* begin DATA TO USE *

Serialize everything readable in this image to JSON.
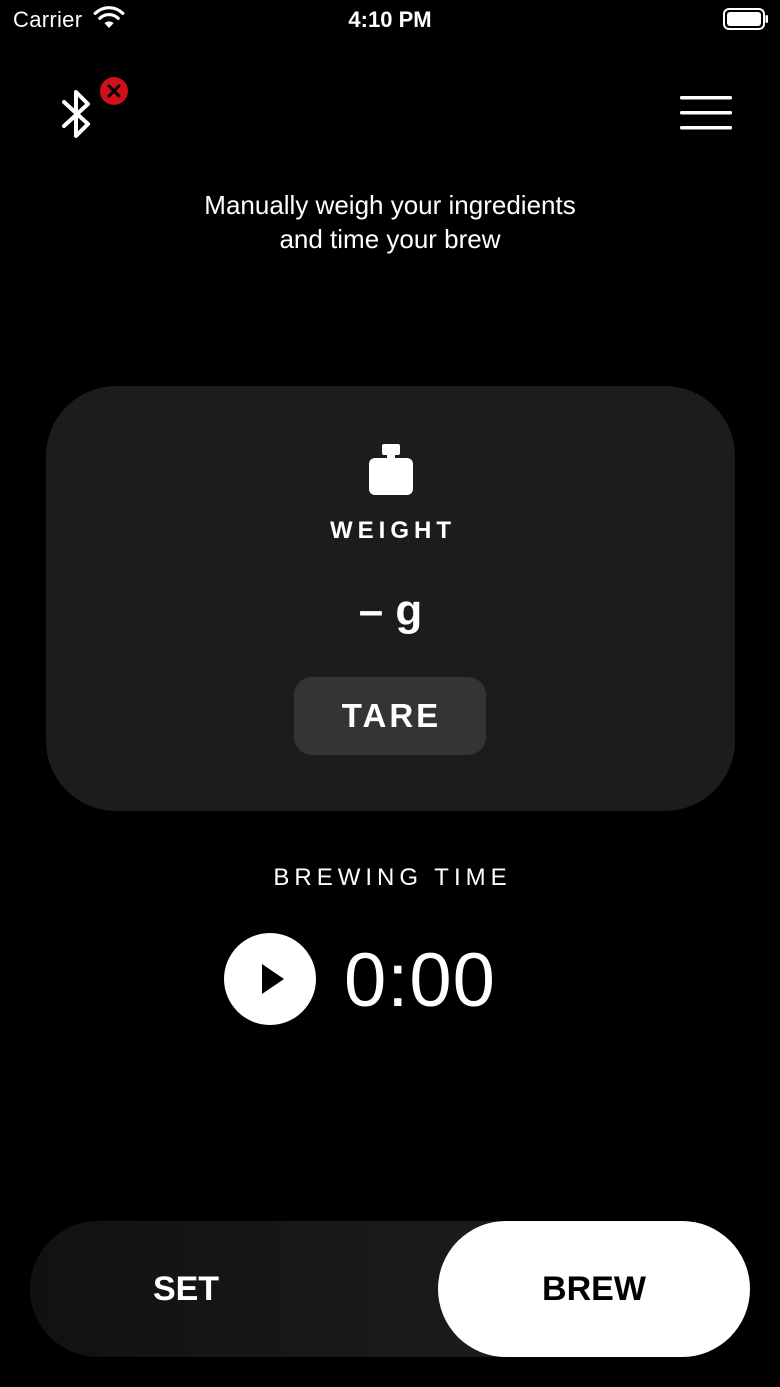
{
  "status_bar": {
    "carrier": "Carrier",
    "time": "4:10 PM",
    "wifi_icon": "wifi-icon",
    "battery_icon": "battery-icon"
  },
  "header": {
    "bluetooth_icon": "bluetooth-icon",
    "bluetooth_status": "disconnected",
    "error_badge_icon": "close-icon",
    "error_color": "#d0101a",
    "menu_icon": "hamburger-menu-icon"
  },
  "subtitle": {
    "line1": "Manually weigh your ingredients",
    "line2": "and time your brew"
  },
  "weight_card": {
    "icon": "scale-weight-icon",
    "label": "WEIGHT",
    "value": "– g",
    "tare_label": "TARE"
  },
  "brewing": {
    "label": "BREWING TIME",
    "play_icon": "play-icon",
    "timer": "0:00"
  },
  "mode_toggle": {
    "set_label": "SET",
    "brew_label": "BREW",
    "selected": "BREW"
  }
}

* end DATA TO USE *
* begin DATA TO USE *

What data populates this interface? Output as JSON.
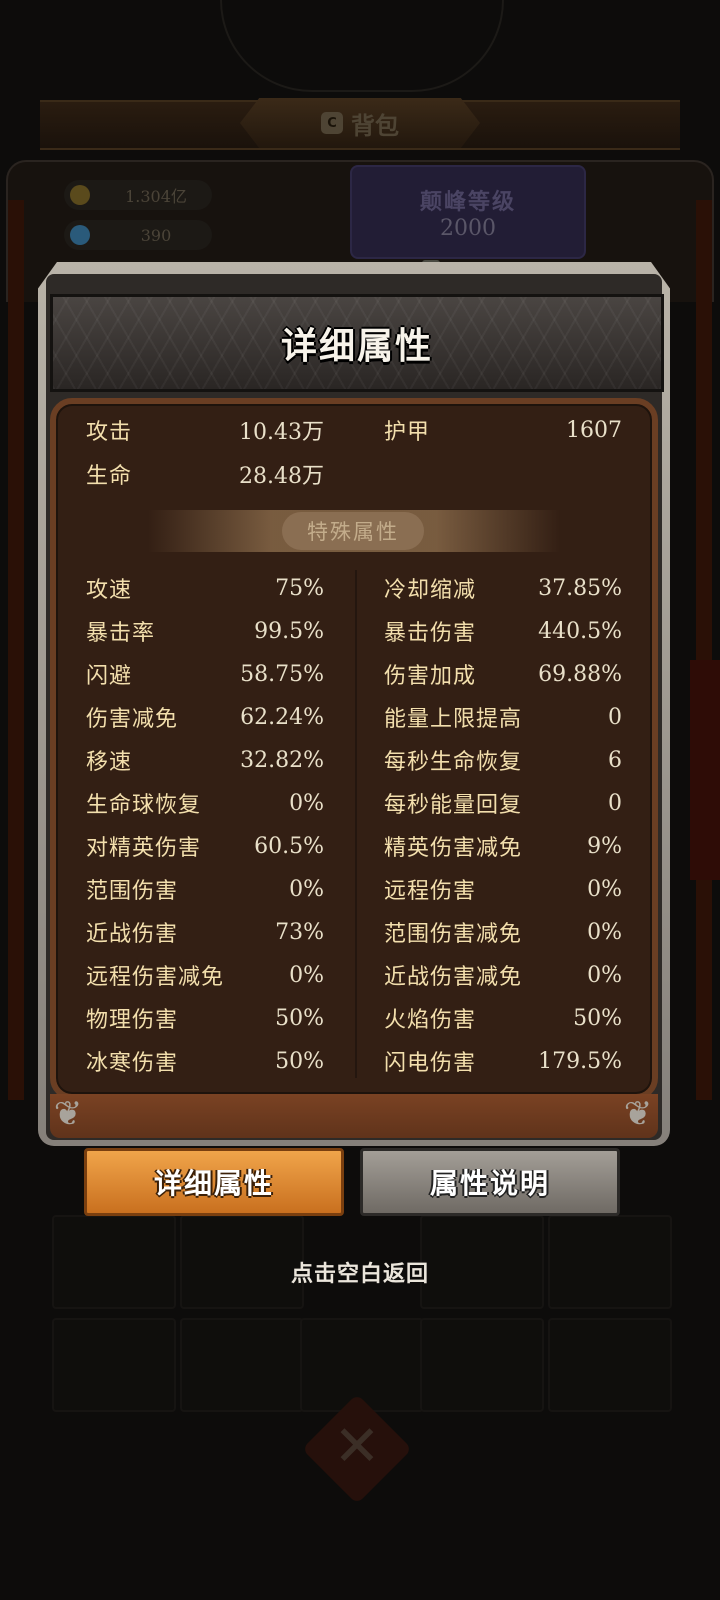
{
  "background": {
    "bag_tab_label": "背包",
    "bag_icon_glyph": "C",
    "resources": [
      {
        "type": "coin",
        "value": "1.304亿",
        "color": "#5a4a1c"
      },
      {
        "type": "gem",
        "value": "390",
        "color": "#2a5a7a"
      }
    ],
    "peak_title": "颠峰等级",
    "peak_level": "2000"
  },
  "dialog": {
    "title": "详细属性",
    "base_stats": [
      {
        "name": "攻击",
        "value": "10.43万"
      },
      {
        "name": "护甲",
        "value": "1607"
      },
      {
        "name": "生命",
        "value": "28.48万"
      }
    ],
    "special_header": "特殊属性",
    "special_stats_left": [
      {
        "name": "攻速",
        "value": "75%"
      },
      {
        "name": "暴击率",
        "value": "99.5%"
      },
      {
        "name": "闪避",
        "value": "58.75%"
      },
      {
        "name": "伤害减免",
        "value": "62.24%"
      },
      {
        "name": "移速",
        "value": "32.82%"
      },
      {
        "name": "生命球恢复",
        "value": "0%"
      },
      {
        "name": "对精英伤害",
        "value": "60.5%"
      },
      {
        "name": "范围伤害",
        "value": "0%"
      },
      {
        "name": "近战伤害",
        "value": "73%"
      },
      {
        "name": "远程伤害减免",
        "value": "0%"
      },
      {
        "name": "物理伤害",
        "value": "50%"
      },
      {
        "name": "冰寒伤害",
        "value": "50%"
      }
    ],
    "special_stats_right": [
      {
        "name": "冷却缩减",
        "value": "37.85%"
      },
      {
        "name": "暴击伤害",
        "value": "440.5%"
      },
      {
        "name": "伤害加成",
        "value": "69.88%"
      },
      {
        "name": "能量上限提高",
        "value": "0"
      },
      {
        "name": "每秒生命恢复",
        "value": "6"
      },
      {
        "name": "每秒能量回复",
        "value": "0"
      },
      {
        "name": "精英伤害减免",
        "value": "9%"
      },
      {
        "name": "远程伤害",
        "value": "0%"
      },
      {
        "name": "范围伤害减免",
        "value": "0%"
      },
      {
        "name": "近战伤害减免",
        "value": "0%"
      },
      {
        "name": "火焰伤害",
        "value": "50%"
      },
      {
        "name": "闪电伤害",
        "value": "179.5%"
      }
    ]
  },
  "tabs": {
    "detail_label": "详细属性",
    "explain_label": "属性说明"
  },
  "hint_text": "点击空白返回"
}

* end DATA TO USE *
* begin DATA TO USE *

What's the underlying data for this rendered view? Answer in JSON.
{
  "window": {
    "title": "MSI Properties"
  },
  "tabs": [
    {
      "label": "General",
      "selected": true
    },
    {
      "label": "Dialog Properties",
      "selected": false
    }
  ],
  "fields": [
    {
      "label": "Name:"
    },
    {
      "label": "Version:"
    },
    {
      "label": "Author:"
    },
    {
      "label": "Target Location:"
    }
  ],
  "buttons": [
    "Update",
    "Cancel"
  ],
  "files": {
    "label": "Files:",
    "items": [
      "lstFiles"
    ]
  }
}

* end DATA TO USE *

→ **SHORT TASK**:
Copy each line above that contains the string "this".

→ **ANSWER**:
Serialize everything readable in this image to JSON.
What data populates this interface? Output as JSON.
What's the underlying data for this rendered view? Answer in JSON.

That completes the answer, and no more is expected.